Excerpt from a dataset:
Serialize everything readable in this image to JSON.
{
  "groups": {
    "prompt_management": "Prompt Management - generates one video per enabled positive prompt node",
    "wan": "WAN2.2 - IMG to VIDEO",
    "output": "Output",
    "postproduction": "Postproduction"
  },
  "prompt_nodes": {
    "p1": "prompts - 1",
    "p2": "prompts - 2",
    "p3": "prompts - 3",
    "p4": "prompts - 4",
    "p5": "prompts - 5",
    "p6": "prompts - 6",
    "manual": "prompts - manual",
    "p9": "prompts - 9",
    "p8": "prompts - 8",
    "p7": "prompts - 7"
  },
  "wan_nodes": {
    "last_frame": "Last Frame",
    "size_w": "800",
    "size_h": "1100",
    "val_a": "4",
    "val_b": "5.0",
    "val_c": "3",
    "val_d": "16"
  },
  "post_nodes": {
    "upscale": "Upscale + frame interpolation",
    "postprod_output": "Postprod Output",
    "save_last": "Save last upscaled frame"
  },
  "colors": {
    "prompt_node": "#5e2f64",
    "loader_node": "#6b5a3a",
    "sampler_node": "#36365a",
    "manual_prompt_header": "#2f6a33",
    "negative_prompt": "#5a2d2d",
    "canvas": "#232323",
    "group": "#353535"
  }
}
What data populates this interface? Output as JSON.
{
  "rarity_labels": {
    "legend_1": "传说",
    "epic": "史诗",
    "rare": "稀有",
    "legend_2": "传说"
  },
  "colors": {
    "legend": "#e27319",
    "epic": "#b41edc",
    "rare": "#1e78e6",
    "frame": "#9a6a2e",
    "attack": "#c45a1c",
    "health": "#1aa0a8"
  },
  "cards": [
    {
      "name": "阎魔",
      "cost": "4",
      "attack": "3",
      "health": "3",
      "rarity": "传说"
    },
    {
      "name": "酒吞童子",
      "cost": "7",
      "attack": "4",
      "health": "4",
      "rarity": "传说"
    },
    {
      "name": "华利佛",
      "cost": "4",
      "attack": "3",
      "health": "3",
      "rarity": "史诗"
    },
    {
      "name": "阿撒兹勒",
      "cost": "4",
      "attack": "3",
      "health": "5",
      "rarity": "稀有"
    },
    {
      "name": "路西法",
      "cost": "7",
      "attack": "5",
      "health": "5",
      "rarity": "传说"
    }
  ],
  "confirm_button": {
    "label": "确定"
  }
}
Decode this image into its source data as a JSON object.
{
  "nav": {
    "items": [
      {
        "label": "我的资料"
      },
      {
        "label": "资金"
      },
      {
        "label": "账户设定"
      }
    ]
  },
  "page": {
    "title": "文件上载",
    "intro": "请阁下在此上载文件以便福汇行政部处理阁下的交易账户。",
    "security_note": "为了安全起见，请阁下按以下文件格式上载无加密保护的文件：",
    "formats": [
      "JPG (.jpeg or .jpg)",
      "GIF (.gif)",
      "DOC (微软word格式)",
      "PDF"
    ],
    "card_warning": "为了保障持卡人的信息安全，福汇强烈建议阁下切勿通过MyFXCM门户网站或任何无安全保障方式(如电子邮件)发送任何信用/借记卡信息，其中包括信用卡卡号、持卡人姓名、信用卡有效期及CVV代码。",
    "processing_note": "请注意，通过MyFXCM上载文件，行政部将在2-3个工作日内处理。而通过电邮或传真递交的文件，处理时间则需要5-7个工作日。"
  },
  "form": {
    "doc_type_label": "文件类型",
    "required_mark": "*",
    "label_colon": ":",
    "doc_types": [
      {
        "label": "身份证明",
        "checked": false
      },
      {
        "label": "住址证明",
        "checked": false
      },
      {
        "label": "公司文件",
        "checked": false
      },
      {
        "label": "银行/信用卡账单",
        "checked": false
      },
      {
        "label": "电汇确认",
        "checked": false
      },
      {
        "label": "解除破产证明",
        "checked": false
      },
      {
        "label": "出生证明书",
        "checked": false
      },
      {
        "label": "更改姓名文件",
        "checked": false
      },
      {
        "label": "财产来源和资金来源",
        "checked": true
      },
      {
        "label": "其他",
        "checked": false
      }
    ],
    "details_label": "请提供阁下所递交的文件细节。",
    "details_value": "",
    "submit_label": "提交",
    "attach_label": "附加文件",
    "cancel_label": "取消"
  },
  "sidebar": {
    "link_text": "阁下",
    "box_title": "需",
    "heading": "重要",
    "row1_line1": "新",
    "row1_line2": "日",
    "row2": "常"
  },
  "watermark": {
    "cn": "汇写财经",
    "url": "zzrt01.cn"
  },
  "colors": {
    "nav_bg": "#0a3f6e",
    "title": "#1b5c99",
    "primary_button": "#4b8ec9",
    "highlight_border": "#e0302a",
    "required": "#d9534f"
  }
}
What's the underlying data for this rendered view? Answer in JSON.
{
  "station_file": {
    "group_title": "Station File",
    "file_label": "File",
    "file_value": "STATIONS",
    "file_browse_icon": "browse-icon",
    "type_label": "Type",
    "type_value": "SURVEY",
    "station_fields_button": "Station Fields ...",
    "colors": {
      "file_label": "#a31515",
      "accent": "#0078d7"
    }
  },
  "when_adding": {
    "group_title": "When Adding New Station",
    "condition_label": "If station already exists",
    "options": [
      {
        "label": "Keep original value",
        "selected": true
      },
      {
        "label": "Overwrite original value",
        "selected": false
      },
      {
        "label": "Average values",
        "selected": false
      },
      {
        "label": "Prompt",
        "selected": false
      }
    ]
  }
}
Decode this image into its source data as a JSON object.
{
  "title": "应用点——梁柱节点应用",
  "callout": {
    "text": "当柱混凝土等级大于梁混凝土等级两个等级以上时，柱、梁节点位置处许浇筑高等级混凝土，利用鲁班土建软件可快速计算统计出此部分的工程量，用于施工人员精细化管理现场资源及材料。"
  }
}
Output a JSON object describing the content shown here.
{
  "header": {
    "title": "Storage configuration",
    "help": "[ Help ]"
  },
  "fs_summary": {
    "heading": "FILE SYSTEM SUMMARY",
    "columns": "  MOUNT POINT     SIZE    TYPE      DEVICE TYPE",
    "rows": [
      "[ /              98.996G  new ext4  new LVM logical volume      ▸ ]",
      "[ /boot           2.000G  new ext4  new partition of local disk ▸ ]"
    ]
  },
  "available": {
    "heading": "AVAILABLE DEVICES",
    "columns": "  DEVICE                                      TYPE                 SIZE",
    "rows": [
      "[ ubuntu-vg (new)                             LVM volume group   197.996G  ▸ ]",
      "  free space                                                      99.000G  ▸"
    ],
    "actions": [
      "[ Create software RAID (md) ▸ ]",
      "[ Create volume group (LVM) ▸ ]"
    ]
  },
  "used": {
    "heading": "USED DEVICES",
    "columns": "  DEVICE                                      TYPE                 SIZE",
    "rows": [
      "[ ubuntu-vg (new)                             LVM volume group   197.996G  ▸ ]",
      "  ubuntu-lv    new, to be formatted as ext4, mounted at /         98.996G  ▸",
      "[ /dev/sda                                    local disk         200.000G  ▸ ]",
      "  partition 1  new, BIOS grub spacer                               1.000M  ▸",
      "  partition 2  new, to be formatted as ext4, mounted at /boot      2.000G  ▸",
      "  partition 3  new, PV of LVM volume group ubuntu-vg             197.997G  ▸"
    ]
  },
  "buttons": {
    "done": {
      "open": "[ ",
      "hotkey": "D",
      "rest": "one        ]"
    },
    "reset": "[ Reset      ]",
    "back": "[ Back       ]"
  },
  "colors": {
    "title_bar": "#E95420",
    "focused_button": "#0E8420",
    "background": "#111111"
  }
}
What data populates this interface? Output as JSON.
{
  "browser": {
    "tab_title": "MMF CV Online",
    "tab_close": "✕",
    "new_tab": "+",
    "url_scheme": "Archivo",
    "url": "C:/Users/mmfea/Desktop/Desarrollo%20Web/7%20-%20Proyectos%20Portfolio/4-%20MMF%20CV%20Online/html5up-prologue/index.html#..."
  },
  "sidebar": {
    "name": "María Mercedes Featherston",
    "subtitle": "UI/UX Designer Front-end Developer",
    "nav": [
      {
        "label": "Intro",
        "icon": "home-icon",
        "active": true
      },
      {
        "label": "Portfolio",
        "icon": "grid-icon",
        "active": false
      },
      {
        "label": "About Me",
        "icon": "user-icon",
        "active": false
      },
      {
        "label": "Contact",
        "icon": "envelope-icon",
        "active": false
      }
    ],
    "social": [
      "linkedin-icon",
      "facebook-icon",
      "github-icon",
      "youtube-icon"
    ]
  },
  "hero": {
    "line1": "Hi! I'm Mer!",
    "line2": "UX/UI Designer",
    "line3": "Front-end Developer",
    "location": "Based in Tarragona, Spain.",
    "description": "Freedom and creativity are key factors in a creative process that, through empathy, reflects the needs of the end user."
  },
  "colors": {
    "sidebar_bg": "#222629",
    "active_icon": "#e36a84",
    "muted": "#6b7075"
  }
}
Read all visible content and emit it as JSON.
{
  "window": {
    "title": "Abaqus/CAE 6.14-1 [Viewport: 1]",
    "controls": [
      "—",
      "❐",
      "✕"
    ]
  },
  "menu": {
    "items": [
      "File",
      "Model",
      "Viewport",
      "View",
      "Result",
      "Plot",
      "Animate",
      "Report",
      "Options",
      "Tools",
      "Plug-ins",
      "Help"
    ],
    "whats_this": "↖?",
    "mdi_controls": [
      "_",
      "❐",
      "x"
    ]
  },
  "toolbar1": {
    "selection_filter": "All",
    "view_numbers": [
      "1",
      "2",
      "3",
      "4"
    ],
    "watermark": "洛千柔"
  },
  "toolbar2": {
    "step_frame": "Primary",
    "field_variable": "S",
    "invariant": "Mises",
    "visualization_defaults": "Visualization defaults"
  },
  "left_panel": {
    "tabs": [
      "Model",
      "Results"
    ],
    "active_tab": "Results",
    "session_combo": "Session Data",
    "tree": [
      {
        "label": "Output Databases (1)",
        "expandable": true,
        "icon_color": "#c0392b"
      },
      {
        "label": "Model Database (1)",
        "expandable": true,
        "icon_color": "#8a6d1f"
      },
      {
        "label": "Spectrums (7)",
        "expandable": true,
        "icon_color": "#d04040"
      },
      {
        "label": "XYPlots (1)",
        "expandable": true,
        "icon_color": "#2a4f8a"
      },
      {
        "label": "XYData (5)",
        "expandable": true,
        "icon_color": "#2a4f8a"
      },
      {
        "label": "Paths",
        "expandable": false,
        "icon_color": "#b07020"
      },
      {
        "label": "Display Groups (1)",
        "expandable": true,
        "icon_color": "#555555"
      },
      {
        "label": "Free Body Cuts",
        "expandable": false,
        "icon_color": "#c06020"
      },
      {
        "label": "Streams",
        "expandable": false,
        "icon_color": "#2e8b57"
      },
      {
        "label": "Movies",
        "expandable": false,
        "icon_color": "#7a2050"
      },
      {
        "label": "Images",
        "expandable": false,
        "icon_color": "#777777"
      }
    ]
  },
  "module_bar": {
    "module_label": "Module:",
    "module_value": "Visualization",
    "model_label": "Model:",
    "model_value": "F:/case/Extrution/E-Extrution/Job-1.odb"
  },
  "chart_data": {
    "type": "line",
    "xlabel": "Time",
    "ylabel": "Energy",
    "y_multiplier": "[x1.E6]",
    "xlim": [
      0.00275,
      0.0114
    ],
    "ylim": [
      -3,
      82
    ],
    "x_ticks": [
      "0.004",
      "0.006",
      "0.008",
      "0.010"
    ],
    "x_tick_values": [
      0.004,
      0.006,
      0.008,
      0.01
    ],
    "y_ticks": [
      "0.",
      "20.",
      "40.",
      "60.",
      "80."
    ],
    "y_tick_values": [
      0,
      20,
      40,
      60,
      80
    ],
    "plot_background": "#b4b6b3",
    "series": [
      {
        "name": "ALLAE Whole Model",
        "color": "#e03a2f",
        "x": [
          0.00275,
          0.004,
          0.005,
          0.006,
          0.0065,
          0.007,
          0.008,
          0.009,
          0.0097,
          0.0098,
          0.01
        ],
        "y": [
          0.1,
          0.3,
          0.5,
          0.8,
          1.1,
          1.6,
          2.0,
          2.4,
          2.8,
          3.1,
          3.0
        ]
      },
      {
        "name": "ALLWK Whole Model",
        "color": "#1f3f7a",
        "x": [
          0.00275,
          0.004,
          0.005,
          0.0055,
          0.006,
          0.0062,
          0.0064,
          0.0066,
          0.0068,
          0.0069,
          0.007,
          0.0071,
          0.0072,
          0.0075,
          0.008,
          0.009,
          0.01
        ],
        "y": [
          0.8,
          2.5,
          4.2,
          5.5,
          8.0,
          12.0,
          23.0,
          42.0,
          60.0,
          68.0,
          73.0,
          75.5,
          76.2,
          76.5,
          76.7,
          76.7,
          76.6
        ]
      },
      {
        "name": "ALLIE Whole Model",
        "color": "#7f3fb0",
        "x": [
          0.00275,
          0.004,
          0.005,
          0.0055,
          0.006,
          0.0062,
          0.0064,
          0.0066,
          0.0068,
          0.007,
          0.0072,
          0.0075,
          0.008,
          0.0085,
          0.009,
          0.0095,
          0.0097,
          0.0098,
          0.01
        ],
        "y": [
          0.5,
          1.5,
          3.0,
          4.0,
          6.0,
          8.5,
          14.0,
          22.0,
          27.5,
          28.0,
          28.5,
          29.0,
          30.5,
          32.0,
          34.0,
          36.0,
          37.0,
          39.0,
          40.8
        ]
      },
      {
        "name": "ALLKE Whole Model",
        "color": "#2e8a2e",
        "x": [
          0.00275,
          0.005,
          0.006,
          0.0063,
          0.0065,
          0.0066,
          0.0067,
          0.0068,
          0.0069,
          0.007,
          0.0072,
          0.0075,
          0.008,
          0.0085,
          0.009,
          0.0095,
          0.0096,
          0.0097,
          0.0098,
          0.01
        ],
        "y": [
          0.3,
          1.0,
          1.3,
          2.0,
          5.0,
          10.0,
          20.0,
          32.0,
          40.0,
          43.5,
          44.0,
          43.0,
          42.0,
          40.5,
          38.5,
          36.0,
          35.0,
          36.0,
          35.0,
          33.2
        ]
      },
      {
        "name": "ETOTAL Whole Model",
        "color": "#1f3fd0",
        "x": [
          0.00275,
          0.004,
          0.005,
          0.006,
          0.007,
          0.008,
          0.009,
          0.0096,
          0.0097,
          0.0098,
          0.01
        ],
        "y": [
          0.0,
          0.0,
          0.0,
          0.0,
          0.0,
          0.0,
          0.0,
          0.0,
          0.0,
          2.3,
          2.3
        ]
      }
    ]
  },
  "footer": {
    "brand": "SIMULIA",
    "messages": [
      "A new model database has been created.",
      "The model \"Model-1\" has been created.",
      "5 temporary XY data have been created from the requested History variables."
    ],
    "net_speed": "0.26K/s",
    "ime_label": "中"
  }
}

_WHAT THE TASK REQUIRES_
Look through the entries above. Extract each line with the word "mounted".

_CORRECT RESPONSE_
      "  ubuntu-lv    new, to be formatted as ext4, mounted at /         98.996G  ▸",
      "  partition 2  new, to be formatted as ext4, mounted at /boot      2.000G  ▸",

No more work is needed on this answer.